TASK PROMPT>
From the entries below, please gather each line containing the string "Bonus".

Begin DATASET

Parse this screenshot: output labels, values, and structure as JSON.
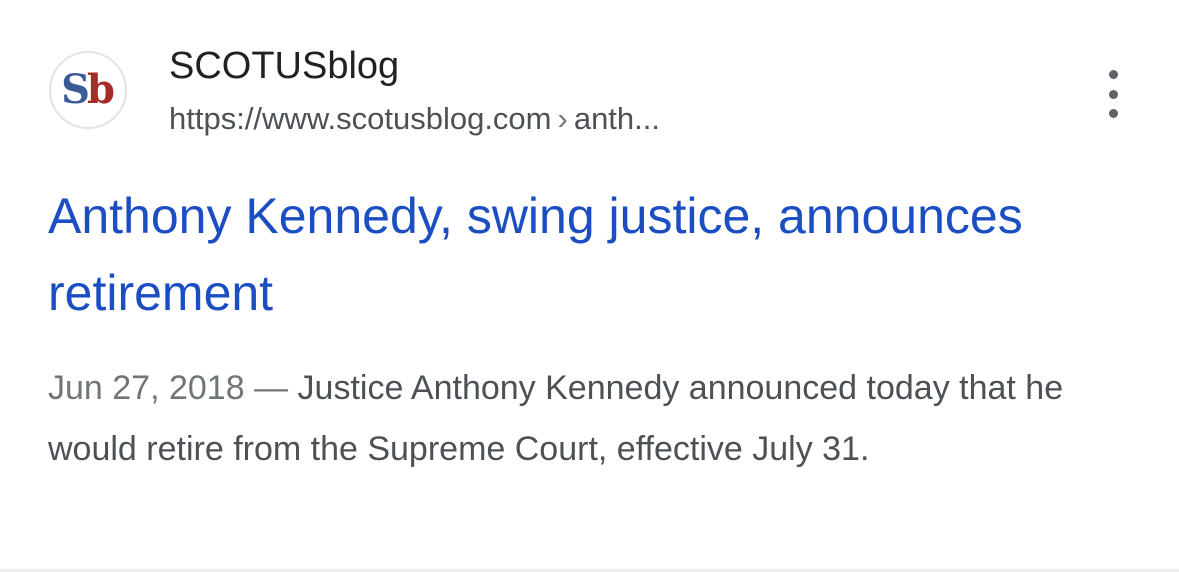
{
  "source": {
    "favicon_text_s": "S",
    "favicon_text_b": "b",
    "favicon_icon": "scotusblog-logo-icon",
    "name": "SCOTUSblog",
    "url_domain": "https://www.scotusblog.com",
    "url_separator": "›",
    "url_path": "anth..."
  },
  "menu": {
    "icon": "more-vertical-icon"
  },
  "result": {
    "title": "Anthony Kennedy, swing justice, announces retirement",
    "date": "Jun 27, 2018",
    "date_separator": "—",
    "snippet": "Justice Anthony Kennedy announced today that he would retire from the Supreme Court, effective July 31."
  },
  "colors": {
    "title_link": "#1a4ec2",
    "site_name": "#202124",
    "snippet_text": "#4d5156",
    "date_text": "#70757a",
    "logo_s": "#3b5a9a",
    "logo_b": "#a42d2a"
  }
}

End DATASET
Begin DATASET

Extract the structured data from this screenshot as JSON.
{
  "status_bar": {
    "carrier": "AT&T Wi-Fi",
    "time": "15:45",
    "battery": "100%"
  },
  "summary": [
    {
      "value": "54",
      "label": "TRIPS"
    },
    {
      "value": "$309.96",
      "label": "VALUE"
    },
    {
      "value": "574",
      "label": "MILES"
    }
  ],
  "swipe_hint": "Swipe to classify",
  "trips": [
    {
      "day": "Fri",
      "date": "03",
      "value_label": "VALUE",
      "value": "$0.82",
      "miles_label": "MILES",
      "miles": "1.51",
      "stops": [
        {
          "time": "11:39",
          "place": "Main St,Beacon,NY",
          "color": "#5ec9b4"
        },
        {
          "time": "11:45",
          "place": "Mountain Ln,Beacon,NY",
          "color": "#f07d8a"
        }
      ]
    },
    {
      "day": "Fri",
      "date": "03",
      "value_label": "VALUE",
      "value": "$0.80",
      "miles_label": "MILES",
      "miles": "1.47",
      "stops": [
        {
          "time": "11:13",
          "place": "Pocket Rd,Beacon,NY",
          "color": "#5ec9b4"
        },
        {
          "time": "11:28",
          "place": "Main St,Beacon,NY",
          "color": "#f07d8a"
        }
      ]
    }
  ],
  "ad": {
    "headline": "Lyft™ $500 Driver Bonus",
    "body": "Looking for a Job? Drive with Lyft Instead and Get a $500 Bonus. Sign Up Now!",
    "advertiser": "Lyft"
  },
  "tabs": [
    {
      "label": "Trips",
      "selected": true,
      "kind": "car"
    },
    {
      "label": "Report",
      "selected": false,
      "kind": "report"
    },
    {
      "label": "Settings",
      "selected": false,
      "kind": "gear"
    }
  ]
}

End DATASET
Begin DATASET

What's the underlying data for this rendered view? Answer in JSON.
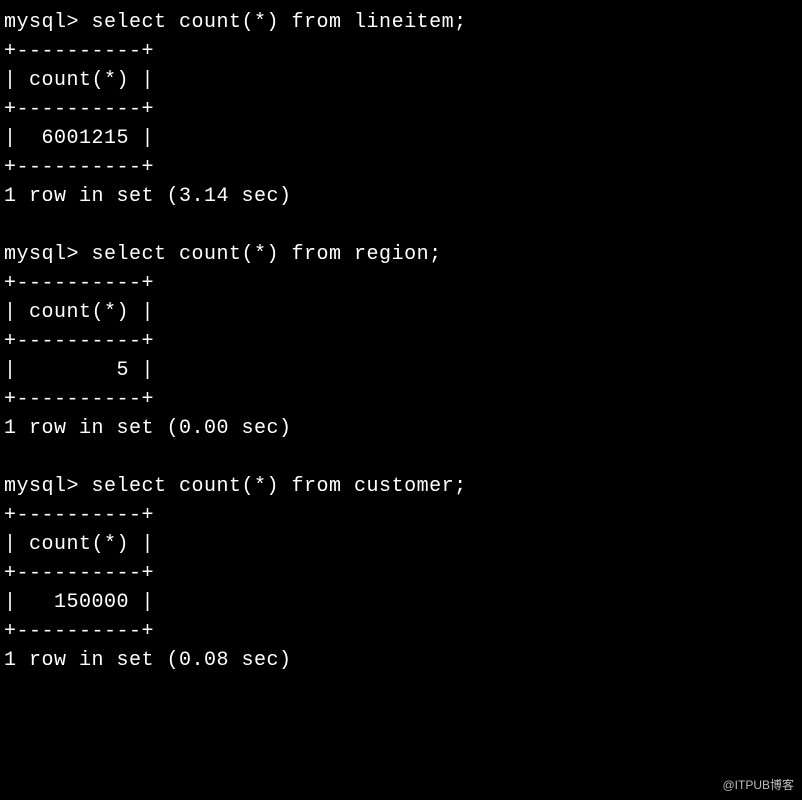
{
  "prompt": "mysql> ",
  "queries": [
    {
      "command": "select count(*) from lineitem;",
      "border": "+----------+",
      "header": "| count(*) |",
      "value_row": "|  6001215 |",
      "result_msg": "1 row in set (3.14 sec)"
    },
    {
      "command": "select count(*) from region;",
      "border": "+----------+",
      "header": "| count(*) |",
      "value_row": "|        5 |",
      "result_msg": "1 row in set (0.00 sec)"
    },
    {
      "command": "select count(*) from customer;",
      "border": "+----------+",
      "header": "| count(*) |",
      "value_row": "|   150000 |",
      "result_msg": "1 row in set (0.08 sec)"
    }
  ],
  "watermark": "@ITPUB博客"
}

End DATASET

SOLUTION FOR THIS EXERCISE>
    "headline": "Lyft™ $500 Driver Bonus",
    "body": "Looking for a Job? Drive with Lyft Instead and Get a $500 Bonus. Sign Up Now!",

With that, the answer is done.